**Challenge:**
Pick out every line in the records below that contains the string "inner" and copy each one.

**Listed entries:**
###

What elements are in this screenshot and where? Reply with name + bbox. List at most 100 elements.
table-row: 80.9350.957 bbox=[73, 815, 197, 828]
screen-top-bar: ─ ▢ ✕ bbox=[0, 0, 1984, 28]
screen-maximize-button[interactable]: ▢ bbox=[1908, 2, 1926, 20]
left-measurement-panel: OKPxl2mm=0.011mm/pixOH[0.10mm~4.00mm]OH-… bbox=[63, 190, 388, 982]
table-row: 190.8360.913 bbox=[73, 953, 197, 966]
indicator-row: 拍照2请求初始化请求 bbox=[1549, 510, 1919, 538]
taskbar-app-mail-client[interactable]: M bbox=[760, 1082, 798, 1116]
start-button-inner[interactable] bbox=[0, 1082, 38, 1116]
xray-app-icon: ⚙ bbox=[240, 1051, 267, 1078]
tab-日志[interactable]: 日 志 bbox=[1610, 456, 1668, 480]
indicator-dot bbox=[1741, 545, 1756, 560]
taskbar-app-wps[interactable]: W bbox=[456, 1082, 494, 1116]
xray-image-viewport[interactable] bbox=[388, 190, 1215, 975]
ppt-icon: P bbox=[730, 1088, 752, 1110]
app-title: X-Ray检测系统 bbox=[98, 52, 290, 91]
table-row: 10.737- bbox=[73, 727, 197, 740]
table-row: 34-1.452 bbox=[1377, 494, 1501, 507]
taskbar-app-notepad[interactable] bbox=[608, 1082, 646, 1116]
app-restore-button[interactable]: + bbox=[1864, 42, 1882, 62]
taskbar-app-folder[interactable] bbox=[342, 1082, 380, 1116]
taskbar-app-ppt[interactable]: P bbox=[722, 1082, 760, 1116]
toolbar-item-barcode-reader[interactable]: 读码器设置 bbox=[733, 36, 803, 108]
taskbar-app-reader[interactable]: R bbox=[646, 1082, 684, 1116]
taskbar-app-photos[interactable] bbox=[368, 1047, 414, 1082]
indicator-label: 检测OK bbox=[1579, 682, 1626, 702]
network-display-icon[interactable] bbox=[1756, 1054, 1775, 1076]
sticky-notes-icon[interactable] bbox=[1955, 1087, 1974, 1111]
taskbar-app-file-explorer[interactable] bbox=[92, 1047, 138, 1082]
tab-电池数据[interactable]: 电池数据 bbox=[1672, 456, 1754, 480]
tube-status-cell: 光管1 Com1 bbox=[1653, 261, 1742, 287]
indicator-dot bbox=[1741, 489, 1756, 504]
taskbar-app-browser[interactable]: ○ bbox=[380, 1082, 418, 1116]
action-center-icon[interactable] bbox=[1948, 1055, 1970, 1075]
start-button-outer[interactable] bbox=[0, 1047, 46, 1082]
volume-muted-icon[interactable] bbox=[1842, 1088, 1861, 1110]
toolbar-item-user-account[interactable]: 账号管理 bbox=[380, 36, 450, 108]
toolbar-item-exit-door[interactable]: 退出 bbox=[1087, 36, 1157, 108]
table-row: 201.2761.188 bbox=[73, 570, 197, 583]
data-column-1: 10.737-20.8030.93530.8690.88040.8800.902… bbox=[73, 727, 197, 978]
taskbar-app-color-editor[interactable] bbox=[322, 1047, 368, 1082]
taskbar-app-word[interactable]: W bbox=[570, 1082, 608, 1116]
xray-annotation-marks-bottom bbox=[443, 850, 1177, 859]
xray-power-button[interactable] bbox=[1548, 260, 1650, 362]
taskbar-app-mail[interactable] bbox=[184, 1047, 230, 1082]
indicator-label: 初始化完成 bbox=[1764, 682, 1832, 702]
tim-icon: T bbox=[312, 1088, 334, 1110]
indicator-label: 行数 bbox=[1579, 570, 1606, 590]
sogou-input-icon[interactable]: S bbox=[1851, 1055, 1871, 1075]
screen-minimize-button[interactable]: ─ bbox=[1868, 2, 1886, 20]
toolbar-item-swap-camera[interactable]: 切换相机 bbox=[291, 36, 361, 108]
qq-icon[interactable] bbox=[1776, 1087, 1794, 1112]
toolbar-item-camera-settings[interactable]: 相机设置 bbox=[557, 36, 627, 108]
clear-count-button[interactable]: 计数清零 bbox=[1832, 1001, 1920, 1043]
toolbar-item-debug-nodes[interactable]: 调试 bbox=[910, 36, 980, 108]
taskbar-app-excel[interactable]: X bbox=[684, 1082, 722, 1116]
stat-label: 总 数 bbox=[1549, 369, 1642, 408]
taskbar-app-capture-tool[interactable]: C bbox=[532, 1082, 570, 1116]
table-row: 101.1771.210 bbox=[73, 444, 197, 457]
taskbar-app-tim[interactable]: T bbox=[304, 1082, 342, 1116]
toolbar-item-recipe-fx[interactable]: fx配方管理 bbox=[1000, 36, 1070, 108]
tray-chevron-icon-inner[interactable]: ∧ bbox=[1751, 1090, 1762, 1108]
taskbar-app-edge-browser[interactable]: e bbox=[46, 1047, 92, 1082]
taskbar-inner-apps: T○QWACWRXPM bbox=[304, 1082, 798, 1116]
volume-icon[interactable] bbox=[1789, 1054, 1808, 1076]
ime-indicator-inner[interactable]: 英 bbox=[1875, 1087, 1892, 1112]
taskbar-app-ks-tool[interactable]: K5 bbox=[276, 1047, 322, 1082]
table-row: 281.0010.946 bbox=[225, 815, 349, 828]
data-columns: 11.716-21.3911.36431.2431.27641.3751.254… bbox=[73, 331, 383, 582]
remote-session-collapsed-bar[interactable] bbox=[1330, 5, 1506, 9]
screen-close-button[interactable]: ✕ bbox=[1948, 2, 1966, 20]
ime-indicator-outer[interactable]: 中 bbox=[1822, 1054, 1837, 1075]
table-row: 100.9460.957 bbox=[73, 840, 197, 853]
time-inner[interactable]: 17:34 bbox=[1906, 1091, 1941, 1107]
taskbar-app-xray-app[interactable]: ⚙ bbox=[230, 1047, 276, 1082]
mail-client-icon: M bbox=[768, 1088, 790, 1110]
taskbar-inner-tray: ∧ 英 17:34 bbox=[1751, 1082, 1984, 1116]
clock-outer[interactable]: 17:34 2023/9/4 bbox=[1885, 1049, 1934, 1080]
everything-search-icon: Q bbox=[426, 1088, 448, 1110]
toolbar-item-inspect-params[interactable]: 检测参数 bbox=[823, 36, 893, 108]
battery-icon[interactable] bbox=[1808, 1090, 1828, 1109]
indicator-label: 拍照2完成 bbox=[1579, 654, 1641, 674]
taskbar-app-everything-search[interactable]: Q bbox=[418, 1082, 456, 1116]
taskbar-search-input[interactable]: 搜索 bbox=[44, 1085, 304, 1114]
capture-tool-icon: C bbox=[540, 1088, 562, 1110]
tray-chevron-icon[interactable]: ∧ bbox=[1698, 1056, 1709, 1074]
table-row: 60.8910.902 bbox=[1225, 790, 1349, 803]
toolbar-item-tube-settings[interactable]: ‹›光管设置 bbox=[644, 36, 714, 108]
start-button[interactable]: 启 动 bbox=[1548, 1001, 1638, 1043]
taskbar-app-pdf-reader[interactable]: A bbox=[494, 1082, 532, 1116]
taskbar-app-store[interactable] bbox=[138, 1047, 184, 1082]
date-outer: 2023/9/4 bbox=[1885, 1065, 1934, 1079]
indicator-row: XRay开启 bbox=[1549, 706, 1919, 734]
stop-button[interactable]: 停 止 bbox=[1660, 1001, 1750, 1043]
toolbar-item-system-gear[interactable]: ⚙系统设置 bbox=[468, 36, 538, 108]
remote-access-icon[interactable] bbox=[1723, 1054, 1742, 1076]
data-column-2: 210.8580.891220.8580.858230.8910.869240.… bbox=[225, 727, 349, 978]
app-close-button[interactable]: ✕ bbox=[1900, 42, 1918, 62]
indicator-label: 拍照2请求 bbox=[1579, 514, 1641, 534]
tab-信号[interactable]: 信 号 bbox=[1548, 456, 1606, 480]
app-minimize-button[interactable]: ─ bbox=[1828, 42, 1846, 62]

###

**Full response:**
start-button-inner[interactable] bbox=[0, 1082, 38, 1116]
tray-chevron-icon-inner[interactable]: ∧ bbox=[1751, 1090, 1762, 1108]
taskbar-inner-apps: T○QWACWRXPM bbox=[304, 1082, 798, 1116]
ime-indicator-inner[interactable]: 英 bbox=[1875, 1087, 1892, 1112]
time-inner[interactable]: 17:34 bbox=[1906, 1091, 1941, 1107]
taskbar-inner-tray: ∧ 英 17:34 bbox=[1751, 1082, 1984, 1116]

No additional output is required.